Entries taken from a collection:
◆ ◆ ◆ ◆

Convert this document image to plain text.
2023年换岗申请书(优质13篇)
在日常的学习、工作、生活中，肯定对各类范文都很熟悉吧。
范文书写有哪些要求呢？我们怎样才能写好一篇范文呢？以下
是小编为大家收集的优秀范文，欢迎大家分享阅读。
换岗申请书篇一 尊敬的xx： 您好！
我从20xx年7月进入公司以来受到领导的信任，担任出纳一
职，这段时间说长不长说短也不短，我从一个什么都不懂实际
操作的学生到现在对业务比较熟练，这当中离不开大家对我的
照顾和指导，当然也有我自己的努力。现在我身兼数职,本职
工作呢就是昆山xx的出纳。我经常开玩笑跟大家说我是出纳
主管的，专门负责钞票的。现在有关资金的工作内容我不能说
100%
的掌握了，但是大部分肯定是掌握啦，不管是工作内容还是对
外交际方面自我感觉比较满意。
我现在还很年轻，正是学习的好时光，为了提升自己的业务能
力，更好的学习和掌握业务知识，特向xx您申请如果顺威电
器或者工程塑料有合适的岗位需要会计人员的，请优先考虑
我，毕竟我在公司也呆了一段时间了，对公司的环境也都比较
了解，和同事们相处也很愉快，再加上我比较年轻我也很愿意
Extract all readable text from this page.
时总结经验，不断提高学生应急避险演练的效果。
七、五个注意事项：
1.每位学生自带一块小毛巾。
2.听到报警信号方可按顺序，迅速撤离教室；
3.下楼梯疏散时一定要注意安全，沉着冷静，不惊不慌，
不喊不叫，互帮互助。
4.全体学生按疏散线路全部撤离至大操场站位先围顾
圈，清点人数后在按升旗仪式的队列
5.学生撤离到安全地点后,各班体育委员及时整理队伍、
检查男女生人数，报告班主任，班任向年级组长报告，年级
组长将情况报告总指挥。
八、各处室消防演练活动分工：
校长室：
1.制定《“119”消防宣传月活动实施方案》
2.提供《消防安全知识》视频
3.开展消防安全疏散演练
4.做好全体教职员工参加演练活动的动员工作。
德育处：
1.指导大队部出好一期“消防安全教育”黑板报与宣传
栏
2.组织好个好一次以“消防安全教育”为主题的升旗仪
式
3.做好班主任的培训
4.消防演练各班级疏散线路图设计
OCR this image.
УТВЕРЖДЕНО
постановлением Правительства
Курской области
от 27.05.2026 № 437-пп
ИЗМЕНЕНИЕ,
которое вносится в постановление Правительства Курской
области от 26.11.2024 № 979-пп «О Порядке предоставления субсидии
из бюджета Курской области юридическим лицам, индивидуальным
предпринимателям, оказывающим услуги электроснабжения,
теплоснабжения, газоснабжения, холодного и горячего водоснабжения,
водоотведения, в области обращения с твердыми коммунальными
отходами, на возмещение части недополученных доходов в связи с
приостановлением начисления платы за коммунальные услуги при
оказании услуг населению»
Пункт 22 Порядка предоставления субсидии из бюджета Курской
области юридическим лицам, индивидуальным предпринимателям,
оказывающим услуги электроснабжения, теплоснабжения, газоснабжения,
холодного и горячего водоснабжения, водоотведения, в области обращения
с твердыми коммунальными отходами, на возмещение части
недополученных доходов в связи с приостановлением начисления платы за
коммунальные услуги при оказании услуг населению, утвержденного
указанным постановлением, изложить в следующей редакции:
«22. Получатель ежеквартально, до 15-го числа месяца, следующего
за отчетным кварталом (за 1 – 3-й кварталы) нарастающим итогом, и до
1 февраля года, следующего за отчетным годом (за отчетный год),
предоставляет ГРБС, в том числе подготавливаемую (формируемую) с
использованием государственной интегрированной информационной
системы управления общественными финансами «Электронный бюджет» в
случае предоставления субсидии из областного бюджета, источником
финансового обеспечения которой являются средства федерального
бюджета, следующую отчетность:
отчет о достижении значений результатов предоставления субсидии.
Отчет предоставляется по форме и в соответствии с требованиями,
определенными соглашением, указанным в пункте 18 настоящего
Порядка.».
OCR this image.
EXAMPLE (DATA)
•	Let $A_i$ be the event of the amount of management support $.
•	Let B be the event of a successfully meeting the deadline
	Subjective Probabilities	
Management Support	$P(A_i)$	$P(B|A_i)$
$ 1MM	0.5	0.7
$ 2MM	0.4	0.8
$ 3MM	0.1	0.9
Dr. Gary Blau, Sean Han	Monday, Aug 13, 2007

◆ ◆ ◆ ◆

Work to be completed ::
Return every entry verbatim.

Solution to this exercise ::
Convert this document image to plain text.
2023年换岗申请书(优质13篇)
在日常的学习、工作、生活中，肯定对各类范文都很熟悉吧。
范文书写有哪些要求呢？我们怎样才能写好一篇范文呢？以下
是小编为大家收集的优秀范文，欢迎大家分享阅读。
换岗申请书篇一 尊敬的xx： 您好！
我从20xx年7月进入公司以来受到领导的信任，担任出纳一
职，这段时间说长不长说短也不短，我从一个什么都不懂实际
操作的学生到现在对业务比较熟练，这当中离不开大家对我的
照顾和指导，当然也有我自己的努力。现在我身兼数职,本职
工作呢就是昆山xx的出纳。我经常开玩笑跟大家说我是出纳
主管的，专门负责钞票的。现在有关资金的工作内容我不能说
100%
的掌握了，但是大部分肯定是掌握啦，不管是工作内容还是对
外交际方面自我感觉比较满意。
我现在还很年轻，正是学习的好时光，为了提升自己的业务能
力，更好的学习和掌握业务知识，特向xx您申请如果顺威电
器或者工程塑料有合适的岗位需要会计人员的，请优先考虑
我，毕竟我在公司也呆了一段时间了，对公司的环境也都比较
了解，和同事们相处也很愉快，再加上我比较年轻我也很愿意
Extract all readable text from this page.
时总结经验，不断提高学生应急避险演练的效果。
七、五个注意事项：
1.每位学生自带一块小毛巾。
2.听到报警信号方可按顺序，迅速撤离教室；
3.下楼梯疏散时一定要注意安全，沉着冷静，不惊不慌，
不喊不叫，互帮互助。
4.全体学生按疏散线路全部撤离至大操场站位先围顾
圈，清点人数后在按升旗仪式的队列
5.学生撤离到安全地点后,各班体育委员及时整理队伍、
检查男女生人数，报告班主任，班任向年级组长报告，年级
组长将情况报告总指挥。
八、各处室消防演练活动分工：
校长室：
1.制定《“119”消防宣传月活动实施方案》
2.提供《消防安全知识》视频
3.开展消防安全疏散演练
4.做好全体教职员工参加演练活动的动员工作。
德育处：
1.指导大队部出好一期“消防安全教育”黑板报与宣传
栏
2.组织好个好一次以“消防安全教育”为主题的升旗仪
式
3.做好班主任的培训
4.消防演练各班级疏散线路图设计
OCR this image.
УТВЕРЖДЕНО
постановлением Правительства
Курской области
от 27.05.2026 № 437-пп
ИЗМЕНЕНИЕ,
которое вносится в постановление Правительства Курской
области от 26.11.2024 № 979-пп «О Порядке предоставления субсидии
из бюджета Курской области юридическим лицам, индивидуальным
предпринимателям, оказывающим услуги электроснабжения,
теплоснабжения, газоснабжения, холодного и горячего водоснабжения,
водоотведения, в области обращения с твердыми коммунальными
отходами, на возмещение части недополученных доходов в связи с
приостановлением начисления платы за коммунальные услуги при
оказании услуг населению»
Пункт 22 Порядка предоставления субсидии из бюджета Курской
области юридическим лицам, индивидуальным предпринимателям,
оказывающим услуги электроснабжения, теплоснабжения, газоснабжения,
холодного и горячего водоснабжения, водоотведения, в области обращения
с твердыми коммунальными отходами, на возмещение части
недополученных доходов в связи с приостановлением начисления платы за
коммунальные услуги при оказании услуг населению, утвержденного
указанным постановлением, изложить в следующей редакции:
«22. Получатель ежеквартально, до 15-го числа месяца, следующего
за отчетным кварталом (за 1 – 3-й кварталы) нарастающим итогом, и до
1 февраля года, следующего за отчетным годом (за отчетный год),
предоставляет ГРБС, в том числе подготавливаемую (формируемую) с
использованием государственной интегрированной информационной
системы управления общественными финансами «Электронный бюджет» в
случае предоставления субсидии из областного бюджета, источником
финансового обеспечения которой являются средства федерального
бюджета, следующую отчетность:
отчет о достижении значений результатов предоставления субсидии.
Отчет предоставляется по форме и в соответствии с требованиями,
определенными соглашением, указанным в пункте 18 настоящего
Порядка.».
OCR this image.
EXAMPLE (DATA)
•	Let $A_i$ be the event of the amount of management support $.
•	Let B be the event of a successfully meeting the deadline
	Subjective Probabilities	
Management Support	$P(A_i)$	$P(B|A_i)$
$ 1MM	0.5	0.7
$ 2MM	0.4	0.8
$ 3MM	0.1	0.9
Dr. Gary Blau, Sean Han	Monday, Aug 13, 2007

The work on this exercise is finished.